Lines of data
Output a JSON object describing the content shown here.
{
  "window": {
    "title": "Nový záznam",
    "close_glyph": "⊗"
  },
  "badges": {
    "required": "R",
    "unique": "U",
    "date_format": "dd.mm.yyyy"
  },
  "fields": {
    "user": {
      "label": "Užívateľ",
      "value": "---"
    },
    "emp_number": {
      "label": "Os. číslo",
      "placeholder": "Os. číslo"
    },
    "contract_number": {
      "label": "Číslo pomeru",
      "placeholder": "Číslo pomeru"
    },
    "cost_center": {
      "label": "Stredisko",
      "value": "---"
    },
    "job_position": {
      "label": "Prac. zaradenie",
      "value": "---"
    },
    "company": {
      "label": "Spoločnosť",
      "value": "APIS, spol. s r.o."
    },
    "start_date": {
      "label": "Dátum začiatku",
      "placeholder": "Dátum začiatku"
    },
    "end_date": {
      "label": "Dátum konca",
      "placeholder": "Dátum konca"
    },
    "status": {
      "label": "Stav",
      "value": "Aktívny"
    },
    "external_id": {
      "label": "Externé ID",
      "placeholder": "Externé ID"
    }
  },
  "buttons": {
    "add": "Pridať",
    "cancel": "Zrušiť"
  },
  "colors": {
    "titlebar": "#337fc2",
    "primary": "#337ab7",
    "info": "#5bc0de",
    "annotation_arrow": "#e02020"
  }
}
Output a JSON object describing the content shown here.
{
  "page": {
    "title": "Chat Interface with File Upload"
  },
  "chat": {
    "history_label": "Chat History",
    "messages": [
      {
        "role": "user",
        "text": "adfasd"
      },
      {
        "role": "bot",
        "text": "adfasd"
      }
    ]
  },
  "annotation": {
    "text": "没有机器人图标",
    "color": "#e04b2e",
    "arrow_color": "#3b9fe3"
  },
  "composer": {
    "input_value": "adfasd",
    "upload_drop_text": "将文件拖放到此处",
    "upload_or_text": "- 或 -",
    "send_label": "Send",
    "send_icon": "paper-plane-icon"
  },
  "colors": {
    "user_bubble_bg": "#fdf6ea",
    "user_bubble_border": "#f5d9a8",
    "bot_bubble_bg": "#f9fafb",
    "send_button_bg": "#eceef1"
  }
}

## Task prompt
Every record should be repeated exactly; please leave none out.

## Finished exercise
Output a JSON object describing the content shown here.
{
  "window": {
    "title": "Nový záznam",
    "close_glyph": "⊗"
  },
  "badges": {
    "required": "R",
    "unique": "U",
    "date_format": "dd.mm.yyyy"
  },
  "fields": {
    "user": {
      "label": "Užívateľ",
      "value": "---"
    },
    "emp_number": {
      "label": "Os. číslo",
      "placeholder": "Os. číslo"
    },
    "contract_number": {
      "label": "Číslo pomeru",
      "placeholder": "Číslo pomeru"
    },
    "cost_center": {
      "label": "Stredisko",
      "value": "---"
    },
    "job_position": {
      "label": "Prac. zaradenie",
      "value": "---"
    },
    "company": {
      "label": "Spoločnosť",
      "value": "APIS, spol. s r.o."
    },
    "start_date": {
      "label": "Dátum začiatku",
      "placeholder": "Dátum začiatku"
    },
    "end_date": {
      "label": "Dátum konca",
      "placeholder": "Dátum konca"
    },
    "status": {
      "label": "Stav",
      "value": "Aktívny"
    },
    "external_id": {
      "label": "Externé ID",
      "placeholder": "Externé ID"
    }
  },
  "buttons": {
    "add": "Pridať",
    "cancel": "Zrušiť"
  },
  "colors": {
    "titlebar": "#337fc2",
    "primary": "#337ab7",
    "info": "#5bc0de",
    "annotation_arrow": "#e02020"
  }
}
Output a JSON object describing the content shown here.
{
  "page": {
    "title": "Chat Interface with File Upload"
  },
  "chat": {
    "history_label": "Chat History",
    "messages": [
      {
        "role": "user",
        "text": "adfasd"
      },
      {
        "role": "bot",
        "text": "adfasd"
      }
    ]
  },
  "annotation": {
    "text": "没有机器人图标",
    "color": "#e04b2e",
    "arrow_color": "#3b9fe3"
  },
  "composer": {
    "input_value": "adfasd",
    "upload_drop_text": "将文件拖放到此处",
    "upload_or_text": "- 或 -",
    "send_label": "Send",
    "send_icon": "paper-plane-icon"
  },
  "colors": {
    "user_bubble_bg": "#fdf6ea",
    "user_bubble_border": "#f5d9a8",
    "bot_bubble_bg": "#f9fafb",
    "send_button_bg": "#eceef1"
  }
}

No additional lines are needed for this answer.